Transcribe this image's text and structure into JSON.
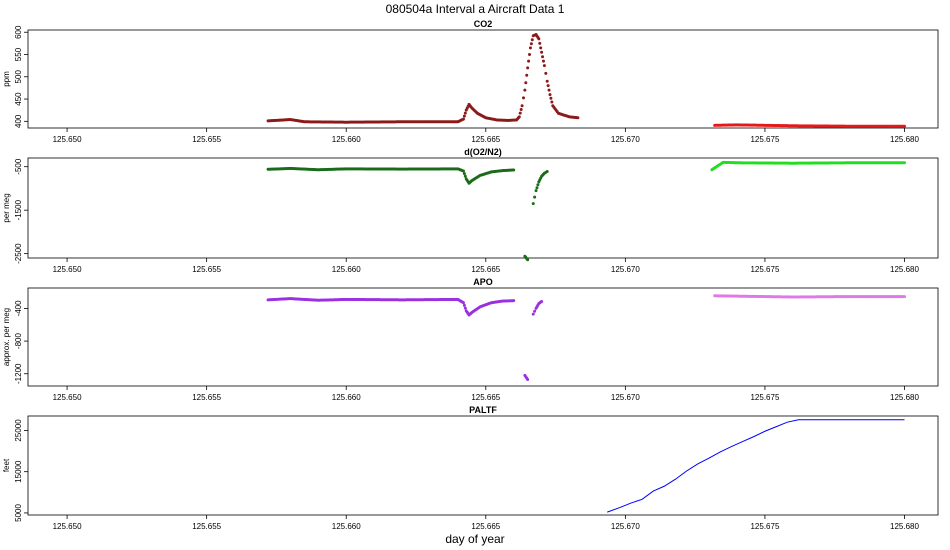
{
  "figure": {
    "title": "080504a   Interval a Aircraft Data 1",
    "xlabel": "day of year"
  },
  "chart_data": [
    {
      "type": "scatter",
      "title": "CO2",
      "ylabel": "ppm",
      "xlim": [
        125.6486,
        125.6812
      ],
      "ylim": [
        385,
        605
      ],
      "xticks": [
        125.65,
        125.655,
        125.66,
        125.665,
        125.67,
        125.675,
        125.68
      ],
      "xtick_labels": [
        "125.650",
        "125.655",
        "125.660",
        "125.665",
        "125.670",
        "125.675",
        "125.680"
      ],
      "yticks": [
        400,
        450,
        500,
        550,
        600
      ],
      "ytick_labels": [
        "400",
        "450",
        "500",
        "550",
        "600"
      ],
      "series": [
        {
          "color": "#8b1a1a",
          "segments": [
            [
              [
                125.6572,
                401
              ],
              [
                125.658,
                404
              ],
              [
                125.6585,
                399
              ],
              [
                125.66,
                398
              ],
              [
                125.662,
                399
              ],
              [
                125.664,
                399
              ],
              [
                125.6642,
                405
              ],
              [
                125.6643,
                425
              ],
              [
                125.6644,
                438
              ],
              [
                125.6645,
                430
              ],
              [
                125.6647,
                418
              ],
              [
                125.665,
                408
              ],
              [
                125.6654,
                403
              ],
              [
                125.6658,
                402
              ],
              [
                125.6661,
                403
              ],
              [
                125.6662,
                410
              ],
              [
                125.6663,
                435
              ],
              [
                125.6664,
                470
              ],
              [
                125.6665,
                520
              ],
              [
                125.6666,
                565
              ],
              [
                125.6667,
                592
              ],
              [
                125.6668,
                595
              ],
              [
                125.6669,
                585
              ],
              [
                125.667,
                555
              ],
              [
                125.6671,
                525
              ],
              [
                125.6672,
                490
              ],
              [
                125.6673,
                460
              ],
              [
                125.6674,
                435
              ],
              [
                125.6676,
                418
              ],
              [
                125.668,
                410
              ],
              [
                125.6683,
                408
              ]
            ]
          ]
        },
        {
          "color": "#e41a1a",
          "segments": [
            [
              [
                125.6732,
                391
              ],
              [
                125.674,
                392
              ],
              [
                125.676,
                390
              ],
              [
                125.678,
                389
              ],
              [
                125.68,
                389
              ]
            ]
          ]
        }
      ]
    },
    {
      "type": "scatter",
      "title": "d(O2/N2)",
      "ylabel": "per meg",
      "xlim": [
        125.6486,
        125.6812
      ],
      "ylim": [
        -2600,
        -300
      ],
      "xticks": [
        125.65,
        125.655,
        125.66,
        125.665,
        125.67,
        125.675,
        125.68
      ],
      "xtick_labels": [
        "125.650",
        "125.655",
        "125.660",
        "125.665",
        "125.670",
        "125.675",
        "125.680"
      ],
      "yticks": [
        -500,
        -1500,
        -2500
      ],
      "ytick_labels": [
        "-500",
        "-1500",
        "-2500"
      ],
      "series": [
        {
          "color": "#1a6b1a",
          "segments": [
            [
              [
                125.6572,
                -560
              ],
              [
                125.658,
                -540
              ],
              [
                125.659,
                -570
              ],
              [
                125.66,
                -550
              ],
              [
                125.662,
                -555
              ],
              [
                125.664,
                -550
              ],
              [
                125.6642,
                -600
              ],
              [
                125.6643,
                -780
              ],
              [
                125.6644,
                -880
              ],
              [
                125.6645,
                -820
              ],
              [
                125.6648,
                -700
              ],
              [
                125.6652,
                -620
              ],
              [
                125.6656,
                -590
              ],
              [
                125.666,
                -575
              ]
            ],
            [
              [
                125.6664,
                -2560
              ],
              [
                125.6665,
                -2640
              ]
            ],
            [
              [
                125.6667,
                -1350
              ],
              [
                125.6668,
                -1050
              ],
              [
                125.6669,
                -850
              ],
              [
                125.667,
                -720
              ],
              [
                125.6671,
                -650
              ],
              [
                125.6672,
                -610
              ]
            ]
          ]
        },
        {
          "color": "#22dd22",
          "segments": [
            [
              [
                125.6731,
                -570
              ],
              [
                125.6735,
                -400
              ],
              [
                125.674,
                -410
              ],
              [
                125.676,
                -420
              ],
              [
                125.678,
                -410
              ],
              [
                125.68,
                -410
              ]
            ]
          ]
        }
      ]
    },
    {
      "type": "scatter",
      "title": "APO",
      "ylabel": "approx. per meg",
      "xlim": [
        125.6486,
        125.6812
      ],
      "ylim": [
        -1350,
        -150
      ],
      "xticks": [
        125.65,
        125.655,
        125.66,
        125.665,
        125.67,
        125.675,
        125.68
      ],
      "xtick_labels": [
        "125.650",
        "125.655",
        "125.660",
        "125.665",
        "125.670",
        "125.675",
        "125.680"
      ],
      "yticks": [
        -400,
        -800,
        -1200
      ],
      "ytick_labels": [
        "-400",
        "-800",
        "-1200"
      ],
      "series": [
        {
          "color": "#9b30e0",
          "segments": [
            [
              [
                125.6572,
                -295
              ],
              [
                125.658,
                -280
              ],
              [
                125.659,
                -300
              ],
              [
                125.66,
                -290
              ],
              [
                125.662,
                -295
              ],
              [
                125.664,
                -290
              ],
              [
                125.6642,
                -330
              ],
              [
                125.6643,
                -430
              ],
              [
                125.6644,
                -480
              ],
              [
                125.6645,
                -450
              ],
              [
                125.6648,
                -380
              ],
              [
                125.6652,
                -330
              ],
              [
                125.6656,
                -310
              ],
              [
                125.666,
                -305
              ]
            ],
            [
              [
                125.6664,
                -1220
              ],
              [
                125.6665,
                -1270
              ]
            ],
            [
              [
                125.6667,
                -470
              ],
              [
                125.6668,
                -400
              ],
              [
                125.6669,
                -340
              ],
              [
                125.667,
                -315
              ]
            ]
          ]
        },
        {
          "color": "#e078e8",
          "segments": [
            [
              [
                125.6732,
                -245
              ],
              [
                125.674,
                -250
              ],
              [
                125.676,
                -260
              ],
              [
                125.678,
                -255
              ],
              [
                125.68,
                -255
              ]
            ]
          ]
        }
      ]
    },
    {
      "type": "line",
      "title": "PALTF",
      "ylabel": "feet",
      "xlim": [
        125.6486,
        125.6812
      ],
      "ylim": [
        4500,
        28500
      ],
      "xticks": [
        125.65,
        125.655,
        125.66,
        125.665,
        125.67,
        125.675,
        125.68
      ],
      "xtick_labels": [
        "125.650",
        "125.655",
        "125.660",
        "125.665",
        "125.670",
        "125.675",
        "125.680"
      ],
      "yticks": [
        5000,
        15000,
        25000
      ],
      "ytick_labels": [
        "5000",
        "15000",
        "25000"
      ],
      "series": [
        {
          "color": "#0000ff",
          "segments": [
            [
              [
                125.66935,
                5200
              ],
              [
                125.6698,
                6300
              ],
              [
                125.6702,
                7400
              ],
              [
                125.6706,
                8300
              ],
              [
                125.671,
                10300
              ],
              [
                125.6714,
                11500
              ],
              [
                125.6718,
                13200
              ],
              [
                125.6722,
                15200
              ],
              [
                125.6726,
                16900
              ],
              [
                125.673,
                18300
              ],
              [
                125.6734,
                19800
              ],
              [
                125.6738,
                21100
              ],
              [
                125.6742,
                22300
              ],
              [
                125.6746,
                23500
              ],
              [
                125.675,
                24800
              ],
              [
                125.6754,
                25900
              ],
              [
                125.6758,
                27000
              ],
              [
                125.6762,
                27600
              ],
              [
                125.678,
                27600
              ],
              [
                125.68,
                27600
              ]
            ]
          ]
        }
      ]
    }
  ]
}
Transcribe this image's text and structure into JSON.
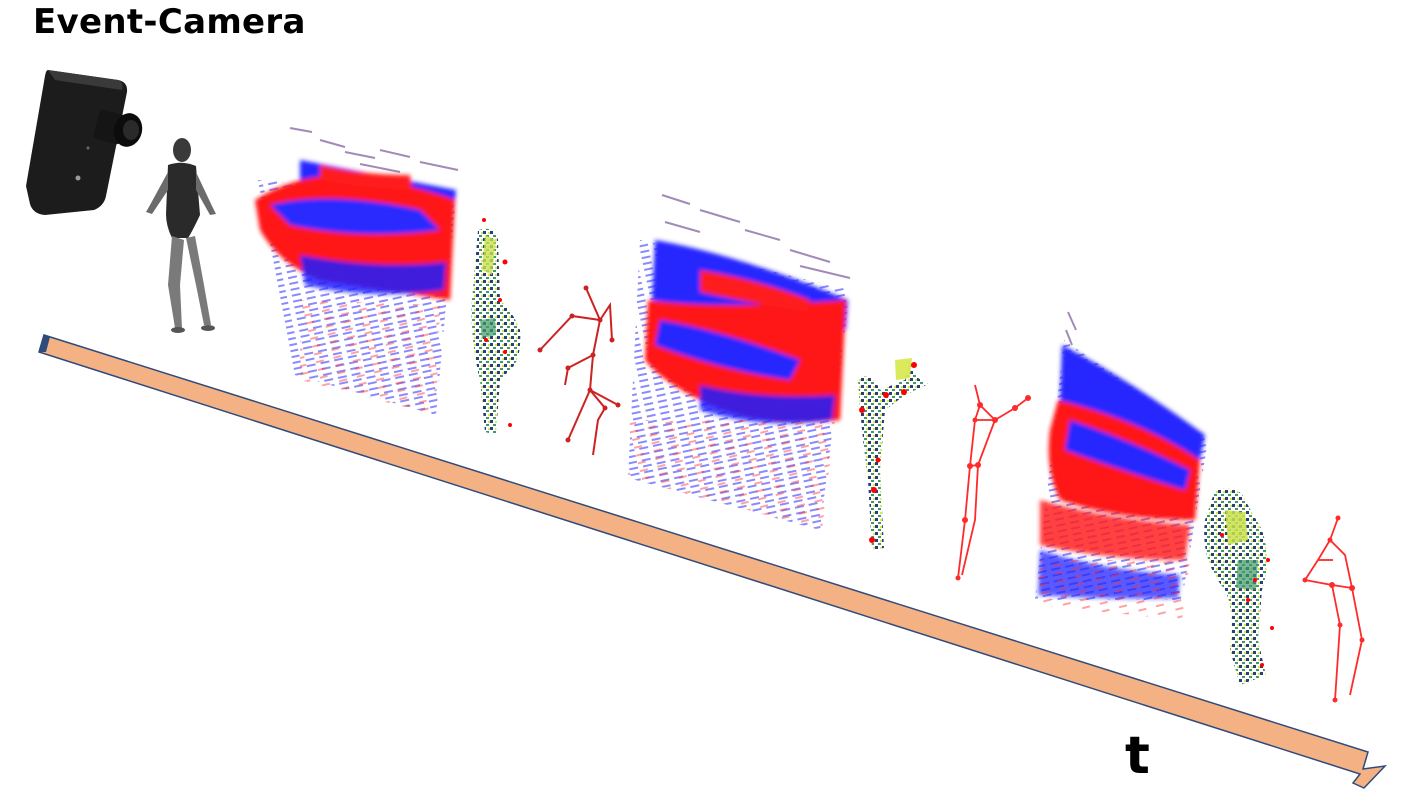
{
  "title": "Event-Camera",
  "time_axis": {
    "label": "t",
    "fill_color": "#f4b183",
    "stroke_color": "#2f4b7c"
  },
  "colors": {
    "positive_events": "#ff1010",
    "negative_events": "#1a1aff",
    "skeleton": "#cc2222",
    "keypoint": "#ff0000",
    "camera_body": "#1c1c1c"
  },
  "stages": [
    {
      "name": "frame-1",
      "items": [
        "event-volume",
        "event-point-cloud",
        "skeleton-3d"
      ]
    },
    {
      "name": "frame-2",
      "items": [
        "event-volume",
        "event-point-cloud",
        "skeleton-3d"
      ]
    },
    {
      "name": "frame-3",
      "items": [
        "event-volume",
        "event-point-cloud",
        "skeleton-3d"
      ]
    }
  ]
}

########

Instructions to follow: Select from the material above each line in which the string "name" appears, and list those lines.

Worked solution:
      "name": "frame-1",
      "name": "frame-2",
      "name": "frame-3",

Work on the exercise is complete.